SUPPLIED MATERIAL:
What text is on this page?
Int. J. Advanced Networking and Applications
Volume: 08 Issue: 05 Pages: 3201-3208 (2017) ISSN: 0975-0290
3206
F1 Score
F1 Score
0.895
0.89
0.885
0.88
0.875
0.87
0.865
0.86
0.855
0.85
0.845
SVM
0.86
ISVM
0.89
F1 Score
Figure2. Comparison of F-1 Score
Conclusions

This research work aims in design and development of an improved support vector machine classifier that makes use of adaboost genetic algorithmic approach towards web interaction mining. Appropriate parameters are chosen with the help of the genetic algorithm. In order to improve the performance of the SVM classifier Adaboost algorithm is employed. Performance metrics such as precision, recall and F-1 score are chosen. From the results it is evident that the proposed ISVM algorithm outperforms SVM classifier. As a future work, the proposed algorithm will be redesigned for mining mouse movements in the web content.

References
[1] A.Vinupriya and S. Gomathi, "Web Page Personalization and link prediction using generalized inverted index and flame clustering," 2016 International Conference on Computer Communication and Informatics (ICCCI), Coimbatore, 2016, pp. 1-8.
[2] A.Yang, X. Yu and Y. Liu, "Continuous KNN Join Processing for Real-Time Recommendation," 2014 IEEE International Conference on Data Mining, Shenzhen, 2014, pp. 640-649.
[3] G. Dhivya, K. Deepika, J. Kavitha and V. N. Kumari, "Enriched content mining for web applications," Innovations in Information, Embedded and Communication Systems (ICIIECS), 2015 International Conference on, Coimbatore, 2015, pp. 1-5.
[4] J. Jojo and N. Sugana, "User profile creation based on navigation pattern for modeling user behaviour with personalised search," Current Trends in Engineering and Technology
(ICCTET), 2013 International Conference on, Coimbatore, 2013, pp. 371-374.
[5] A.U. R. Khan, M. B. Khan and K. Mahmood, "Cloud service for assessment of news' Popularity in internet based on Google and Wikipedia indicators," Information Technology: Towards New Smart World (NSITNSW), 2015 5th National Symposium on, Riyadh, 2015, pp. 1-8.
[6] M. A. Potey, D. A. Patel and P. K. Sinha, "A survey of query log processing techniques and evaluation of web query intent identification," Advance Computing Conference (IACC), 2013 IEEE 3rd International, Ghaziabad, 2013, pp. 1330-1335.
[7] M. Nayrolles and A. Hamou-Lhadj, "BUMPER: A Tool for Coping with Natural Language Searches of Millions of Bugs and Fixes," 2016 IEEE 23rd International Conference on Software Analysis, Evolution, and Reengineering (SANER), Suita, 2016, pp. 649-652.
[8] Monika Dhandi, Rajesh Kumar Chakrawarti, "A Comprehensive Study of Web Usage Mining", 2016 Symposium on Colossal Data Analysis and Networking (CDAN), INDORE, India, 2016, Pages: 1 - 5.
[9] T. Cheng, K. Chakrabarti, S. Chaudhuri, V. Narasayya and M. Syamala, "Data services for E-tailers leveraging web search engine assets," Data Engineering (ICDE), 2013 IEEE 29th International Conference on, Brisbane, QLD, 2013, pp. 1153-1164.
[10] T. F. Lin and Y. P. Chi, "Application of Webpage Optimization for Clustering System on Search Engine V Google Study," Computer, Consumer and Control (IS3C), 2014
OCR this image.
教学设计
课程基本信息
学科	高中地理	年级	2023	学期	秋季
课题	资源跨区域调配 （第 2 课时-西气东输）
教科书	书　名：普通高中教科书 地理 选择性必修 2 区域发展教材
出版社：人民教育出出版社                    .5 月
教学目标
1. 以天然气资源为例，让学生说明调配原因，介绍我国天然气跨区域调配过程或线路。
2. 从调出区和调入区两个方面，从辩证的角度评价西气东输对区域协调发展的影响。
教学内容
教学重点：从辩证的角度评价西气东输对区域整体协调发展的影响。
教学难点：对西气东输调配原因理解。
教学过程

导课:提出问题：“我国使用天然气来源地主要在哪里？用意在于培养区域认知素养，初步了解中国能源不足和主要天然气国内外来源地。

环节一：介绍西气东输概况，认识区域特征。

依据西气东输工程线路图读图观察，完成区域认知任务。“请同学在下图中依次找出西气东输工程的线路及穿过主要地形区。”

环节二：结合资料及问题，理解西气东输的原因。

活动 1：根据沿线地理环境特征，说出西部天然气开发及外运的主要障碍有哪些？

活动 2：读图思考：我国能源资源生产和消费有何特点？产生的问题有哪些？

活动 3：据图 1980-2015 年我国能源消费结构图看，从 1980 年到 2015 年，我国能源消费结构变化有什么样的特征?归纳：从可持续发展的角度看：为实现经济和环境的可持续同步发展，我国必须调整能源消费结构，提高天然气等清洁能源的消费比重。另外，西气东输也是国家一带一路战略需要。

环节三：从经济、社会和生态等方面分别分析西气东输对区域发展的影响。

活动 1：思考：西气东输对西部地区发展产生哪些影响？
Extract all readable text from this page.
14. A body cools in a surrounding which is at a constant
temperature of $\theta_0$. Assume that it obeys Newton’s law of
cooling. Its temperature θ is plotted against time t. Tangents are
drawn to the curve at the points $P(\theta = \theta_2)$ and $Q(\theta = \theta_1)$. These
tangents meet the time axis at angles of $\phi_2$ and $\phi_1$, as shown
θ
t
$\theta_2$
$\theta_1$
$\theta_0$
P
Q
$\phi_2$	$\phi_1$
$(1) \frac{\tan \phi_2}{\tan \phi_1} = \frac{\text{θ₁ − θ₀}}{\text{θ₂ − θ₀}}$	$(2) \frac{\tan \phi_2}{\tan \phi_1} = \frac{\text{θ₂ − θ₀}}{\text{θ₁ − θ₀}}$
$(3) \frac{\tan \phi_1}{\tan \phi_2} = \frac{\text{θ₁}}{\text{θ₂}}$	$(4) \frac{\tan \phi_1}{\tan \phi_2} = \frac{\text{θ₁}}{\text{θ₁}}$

EXERCISE: Return every record above exactly as it appears.

RESPONSE TO THIS TASK:
What text is on this page?
Int. J. Advanced Networking and Applications
Volume: 08 Issue: 05 Pages: 3201-3208 (2017) ISSN: 0975-0290
3206
F1 Score
F1 Score
0.895
0.89
0.885
0.88
0.875
0.87
0.865
0.86
0.855
0.85
0.845
SVM
0.86
ISVM
0.89
F1 Score
Figure2. Comparison of F-1 Score
Conclusions

This research work aims in design and development of an improved support vector machine classifier that makes use of adaboost genetic algorithmic approach towards web interaction mining. Appropriate parameters are chosen with the help of the genetic algorithm. In order to improve the performance of the SVM classifier Adaboost algorithm is employed. Performance metrics such as precision, recall and F-1 score are chosen. From the results it is evident that the proposed ISVM algorithm outperforms SVM classifier. As a future work, the proposed algorithm will be redesigned for mining mouse movements in the web content.

References
[1] A.Vinupriya and S. Gomathi, "Web Page Personalization and link prediction using generalized inverted index and flame clustering," 2016 International Conference on Computer Communication and Informatics (ICCCI), Coimbatore, 2016, pp. 1-8.
[2] A.Yang, X. Yu and Y. Liu, "Continuous KNN Join Processing for Real-Time Recommendation," 2014 IEEE International Conference on Data Mining, Shenzhen, 2014, pp. 640-649.
[3] G. Dhivya, K. Deepika, J. Kavitha and V. N. Kumari, "Enriched content mining for web applications," Innovations in Information, Embedded and Communication Systems (ICIIECS), 2015 International Conference on, Coimbatore, 2015, pp. 1-5.
[4] J. Jojo and N. Sugana, "User profile creation based on navigation pattern for modeling user behaviour with personalised search," Current Trends in Engineering and Technology
(ICCTET), 2013 International Conference on, Coimbatore, 2013, pp. 371-374.
[5] A.U. R. Khan, M. B. Khan and K. Mahmood, "Cloud service for assessment of news' Popularity in internet based on Google and Wikipedia indicators," Information Technology: Towards New Smart World (NSITNSW), 2015 5th National Symposium on, Riyadh, 2015, pp. 1-8.
[6] M. A. Potey, D. A. Patel and P. K. Sinha, "A survey of query log processing techniques and evaluation of web query intent identification," Advance Computing Conference (IACC), 2013 IEEE 3rd International, Ghaziabad, 2013, pp. 1330-1335.
[7] M. Nayrolles and A. Hamou-Lhadj, "BUMPER: A Tool for Coping with Natural Language Searches of Millions of Bugs and Fixes," 2016 IEEE 23rd International Conference on Software Analysis, Evolution, and Reengineering (SANER), Suita, 2016, pp. 649-652.
[8] Monika Dhandi, Rajesh Kumar Chakrawarti, "A Comprehensive Study of Web Usage Mining", 2016 Symposium on Colossal Data Analysis and Networking (CDAN), INDORE, India, 2016, Pages: 1 - 5.
[9] T. Cheng, K. Chakrabarti, S. Chaudhuri, V. Narasayya and M. Syamala, "Data services for E-tailers leveraging web search engine assets," Data Engineering (ICDE), 2013 IEEE 29th International Conference on, Brisbane, QLD, 2013, pp. 1153-1164.
[10] T. F. Lin and Y. P. Chi, "Application of Webpage Optimization for Clustering System on Search Engine V Google Study," Computer, Consumer and Control (IS3C), 2014
OCR this image.
教学设计
课程基本信息
学科	高中地理	年级	2023	学期	秋季
课题	资源跨区域调配 （第 2 课时-西气东输）
教科书	书　名：普通高中教科书 地理 选择性必修 2 区域发展教材
出版社：人民教育出出版社                    .5 月
教学目标
1. 以天然气资源为例，让学生说明调配原因，介绍我国天然气跨区域调配过程或线路。
2. 从调出区和调入区两个方面，从辩证的角度评价西气东输对区域协调发展的影响。
教学内容
教学重点：从辩证的角度评价西气东输对区域整体协调发展的影响。
教学难点：对西气东输调配原因理解。
教学过程

导课:提出问题：“我国使用天然气来源地主要在哪里？用意在于培养区域认知素养，初步了解中国能源不足和主要天然气国内外来源地。

环节一：介绍西气东输概况，认识区域特征。

依据西气东输工程线路图读图观察，完成区域认知任务。“请同学在下图中依次找出西气东输工程的线路及穿过主要地形区。”

环节二：结合资料及问题，理解西气东输的原因。

活动 1：根据沿线地理环境特征，说出西部天然气开发及外运的主要障碍有哪些？

活动 2：读图思考：我国能源资源生产和消费有何特点？产生的问题有哪些？

活动 3：据图 1980-2015 年我国能源消费结构图看，从 1980 年到 2015 年，我国能源消费结构变化有什么样的特征?归纳：从可持续发展的角度看：为实现经济和环境的可持续同步发展，我国必须调整能源消费结构，提高天然气等清洁能源的消费比重。另外，西气东输也是国家一带一路战略需要。

环节三：从经济、社会和生态等方面分别分析西气东输对区域发展的影响。

活动 1：思考：西气东输对西部地区发展产生哪些影响？
Extract all readable text from this page.
14. A body cools in a surrounding which is at a constant
temperature of $\theta_0$. Assume that it obeys Newton’s law of
cooling. Its temperature θ is plotted against time t. Tangents are
drawn to the curve at the points $P(\theta = \theta_2)$ and $Q(\theta = \theta_1)$. These
tangents meet the time axis at angles of $\phi_2$ and $\phi_1$, as shown
θ
t
$\theta_2$
$\theta_1$
$\theta_0$
P
Q
$\phi_2$	$\phi_1$
$(1) \frac{\tan \phi_2}{\tan \phi_1} = \frac{\text{θ₁ − θ₀}}{\text{θ₂ − θ₀}}$	$(2) \frac{\tan \phi_2}{\tan \phi_1} = \frac{\text{θ₂ − θ₀}}{\text{θ₁ − θ₀}}$
$(3) \frac{\tan \phi_1}{\tan \phi_2} = \frac{\text{θ₁}}{\text{θ₂}}$	$(4) \frac{\tan \phi_1}{\tan \phi_2} = \frac{\text{θ₁}}{\text{θ₁}}$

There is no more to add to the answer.